Tareas por completar:
• a. Transcribe el fragmento del texto sobre Kubrick y Clarke que va desde "Estaba el escritor" hasta "guion –el primer guion–.", ambos incluidos.
• b. Reproduce palabra por palabra las entradas, desde la primera línea hasta la línea que contiene "theta-tick-denominator: 4 [81,85,89,100]", incluidas ambas.

Texto seleccionado:
>>
Una odisea de Kubrick y Clarke

Dos genios se unieron para hacer la gran película de ciencia-ficción: '2001, una odisea del espacio'. Casi 50 años después de su estreno, viajamos a su génesis a través de material inédito

El atuendo de Clarke (izquierda) contrasta con un Kubrick desaliñado.
El atuendo de Clarke (izquierda) contrasta con un Kubrick desaliñado.

Estaba el escritor Arthur Clarke en Nueva York, en casa del cineasta Stanley Kubrick, manteniendo una de las primeras conversaciones sobre su colaboración en el guion de su proyectada película Viaje más allá de las estrellas, que pasaría a la historia como 2001, una odisea del espacio; Clarke había visto Lolita dos veces, “la primera para disfrutarla y la segunda para saber cómo estaba hecha”, y sabiendo que se las había con un gran artista, aceptó demorar su regreso a Ceilán (Sri Lanka), donde vivía, entregado a la escritura y el submarinismo, e instalarse durante una larga temporada en el Chelsea Hotel para redactar el guion –el primer guion–.

Por su parte, Kubrick sabía que, con el imaginativo autor de Las arenas de Marte y de cientos de relatos futuristas sólidamente basados en sus conocimientos en astronomía, contaba con el socio ideal para dar cuerpo argumental a su proyecto: “Una película de ciencia-ficción realmente buena”. El 17 de mayo de 1964, después de una reunión larga e intensa, un pimpón de ideas extenuante como le gustaba a Kubrick, salieron a relajarse un poco en la terraza y a las nueve de la noche vieron una mancha ovalada de luz resplandeciente cruzando el cielo claro y salpicado de estrellas de la noche primaveral. Confirmaron el avistamiento mediante el telescopio con el que el cineasta solía escrutar la bóveda celeste. Kubrick quedó sobrecogido por la visión; pero no porque se confirmase ante sus propios ojos la existencia de naves espaciales de otros planetas: eso no le sorprendía, estaba convencido de su existencia y hacía tiempo que esperaba que se manifestasen; no, lo que le turbaba era la posibilidad de que se precipitasen los acontecimientos, se estableciese contacto con los extraterrestres y la película en la que llevaba mucho tiempo pensando, leyendo y documentándose quedase desfasada y obsoleta. A la mañana siguiente solicitó al Pentágono un formulario de avistamiento que ambos firmaron y enviaron. Clarke además pidió a sus amigos del Planetario Hayden que consultasen sus computadores para resolver el misterio.

“Aún recuerdo, con cierta vergüenza”, explica Clarke en su autobiografía, “mis sentimientos de asombro y excitación, y también la idea que me asaltó: ‘Esto no puede ser una coincidencia. Ellos están actuando para impedirnos que hagamos esta película”.
<<
Entradas proporcionadas:
>>
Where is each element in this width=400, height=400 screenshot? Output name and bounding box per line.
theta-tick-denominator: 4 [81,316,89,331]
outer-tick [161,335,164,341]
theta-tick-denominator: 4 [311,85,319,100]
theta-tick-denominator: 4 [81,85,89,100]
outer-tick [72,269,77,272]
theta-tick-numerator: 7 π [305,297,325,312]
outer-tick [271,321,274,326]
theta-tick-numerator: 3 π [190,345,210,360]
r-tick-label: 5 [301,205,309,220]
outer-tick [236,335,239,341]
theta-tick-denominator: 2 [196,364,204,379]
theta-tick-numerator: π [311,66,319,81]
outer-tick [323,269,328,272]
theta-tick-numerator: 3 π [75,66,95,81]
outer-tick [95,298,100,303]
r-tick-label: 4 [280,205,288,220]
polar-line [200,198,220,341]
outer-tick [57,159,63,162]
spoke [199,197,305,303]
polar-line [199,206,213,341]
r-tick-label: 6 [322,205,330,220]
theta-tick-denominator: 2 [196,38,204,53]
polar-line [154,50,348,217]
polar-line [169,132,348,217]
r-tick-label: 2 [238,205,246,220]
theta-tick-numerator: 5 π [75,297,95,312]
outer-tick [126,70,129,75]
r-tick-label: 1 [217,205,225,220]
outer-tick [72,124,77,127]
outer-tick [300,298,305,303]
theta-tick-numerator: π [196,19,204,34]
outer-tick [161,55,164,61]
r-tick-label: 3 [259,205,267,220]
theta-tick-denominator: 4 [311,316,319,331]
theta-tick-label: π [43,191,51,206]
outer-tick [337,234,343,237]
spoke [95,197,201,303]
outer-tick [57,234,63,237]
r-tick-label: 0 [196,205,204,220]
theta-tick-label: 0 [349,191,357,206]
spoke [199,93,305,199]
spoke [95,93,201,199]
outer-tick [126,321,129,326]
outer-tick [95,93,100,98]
<<
Respuestas a las tareas:
• a.
Estaba el escritor Arthur Clarke en Nueva York, en casa del cineasta Stanley Kubrick, manteniendo una de las primeras conversaciones sobre su colaboración en el guion de su proyectada película Viaje más allá de las estrellas, que pasaría a la historia como 2001, una odisea del espacio; Clarke había visto Lolita dos veces, “la primera para disfrutarla y la segunda para saber cómo estaba hecha”, y sabiendo que se las había con un gran artista, aceptó demorar su regreso a Ceilán (Sri Lanka), donde vivía, entregado a la escritura y el submarinismo, e instalarse durante una larga temporada en el Chelsea Hotel para redactar el guion –el primer guion–.

• b.
Where is each element in this width=400, height=400 screenshot? Output name and bounding box per line.
theta-tick-denominator: 4 [81,316,89,331]
outer-tick [161,335,164,341]
theta-tick-denominator: 4 [311,85,319,100]
theta-tick-denominator: 4 [81,85,89,100]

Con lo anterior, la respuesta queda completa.